What is needed: Extract each line holding the word "jellemzőitől" from the entries.
::: Material provided
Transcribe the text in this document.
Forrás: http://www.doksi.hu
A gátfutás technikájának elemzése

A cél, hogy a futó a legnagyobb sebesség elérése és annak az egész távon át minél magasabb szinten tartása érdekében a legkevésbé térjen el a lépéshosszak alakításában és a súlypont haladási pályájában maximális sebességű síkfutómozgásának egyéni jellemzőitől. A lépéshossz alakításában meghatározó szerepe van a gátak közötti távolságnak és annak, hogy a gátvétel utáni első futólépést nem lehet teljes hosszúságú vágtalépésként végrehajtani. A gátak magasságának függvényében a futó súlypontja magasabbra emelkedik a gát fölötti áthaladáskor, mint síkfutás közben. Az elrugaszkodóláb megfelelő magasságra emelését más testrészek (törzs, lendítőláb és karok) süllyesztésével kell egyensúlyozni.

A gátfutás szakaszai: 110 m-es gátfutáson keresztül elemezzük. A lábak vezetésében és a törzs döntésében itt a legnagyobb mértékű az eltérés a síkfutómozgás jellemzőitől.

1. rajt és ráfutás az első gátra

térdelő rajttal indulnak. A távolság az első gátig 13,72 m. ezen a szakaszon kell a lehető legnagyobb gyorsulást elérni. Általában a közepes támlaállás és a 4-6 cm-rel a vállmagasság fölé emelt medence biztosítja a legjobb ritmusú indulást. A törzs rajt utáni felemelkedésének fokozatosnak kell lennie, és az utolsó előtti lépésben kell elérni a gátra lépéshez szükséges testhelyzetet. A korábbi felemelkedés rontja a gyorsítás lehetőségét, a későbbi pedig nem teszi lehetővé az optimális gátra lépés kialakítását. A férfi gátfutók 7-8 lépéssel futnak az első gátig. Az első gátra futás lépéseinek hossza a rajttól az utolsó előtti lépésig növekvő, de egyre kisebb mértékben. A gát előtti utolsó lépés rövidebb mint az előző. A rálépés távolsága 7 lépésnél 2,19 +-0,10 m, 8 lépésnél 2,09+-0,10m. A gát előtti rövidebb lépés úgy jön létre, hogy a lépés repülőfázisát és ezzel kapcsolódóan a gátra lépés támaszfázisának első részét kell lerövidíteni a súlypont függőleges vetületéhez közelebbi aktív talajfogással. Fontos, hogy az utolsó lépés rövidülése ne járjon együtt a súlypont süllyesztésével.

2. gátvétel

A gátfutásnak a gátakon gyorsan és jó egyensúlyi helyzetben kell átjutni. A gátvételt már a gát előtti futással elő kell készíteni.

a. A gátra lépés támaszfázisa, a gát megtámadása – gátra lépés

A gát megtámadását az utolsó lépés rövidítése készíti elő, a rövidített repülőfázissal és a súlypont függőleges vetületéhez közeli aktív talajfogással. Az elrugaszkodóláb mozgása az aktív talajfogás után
::::::
Answer to the task:
A cél, hogy a futó a legnagyobb sebesség elérése és annak az egész távon át minél magasabb szinten tartása érdekében a legkevésbé térjen el a lépéshosszak alakításában és a súlypont haladási pályájában maximális sebességű síkfutómozgásának egyéni jellemzőitől. A lépéshossz alakításában meghatározó szerepe van a gátak közötti távolságnak és annak, hogy a gátvétel utáni első futólépést nem lehet teljes hosszúságú vágtalépésként végrehajtani. A gátak magasságának függvényében a futó súlypontja magasabbra emelkedik a gát fölötti áthaladáskor, mint síkfutás közben. Az elrugaszkodóláb megfelelő magasságra emelését más testrészek (törzs, lendítőláb és karok) süllyesztésével kell egyensúlyozni.
A gátfutás szakaszai: 110 m-es gátfutáson keresztül elemezzük. A lábak vezetésében és a törzs döntésében itt a legnagyobb mértékű az eltérés a síkfutómozgás jellemzőitől.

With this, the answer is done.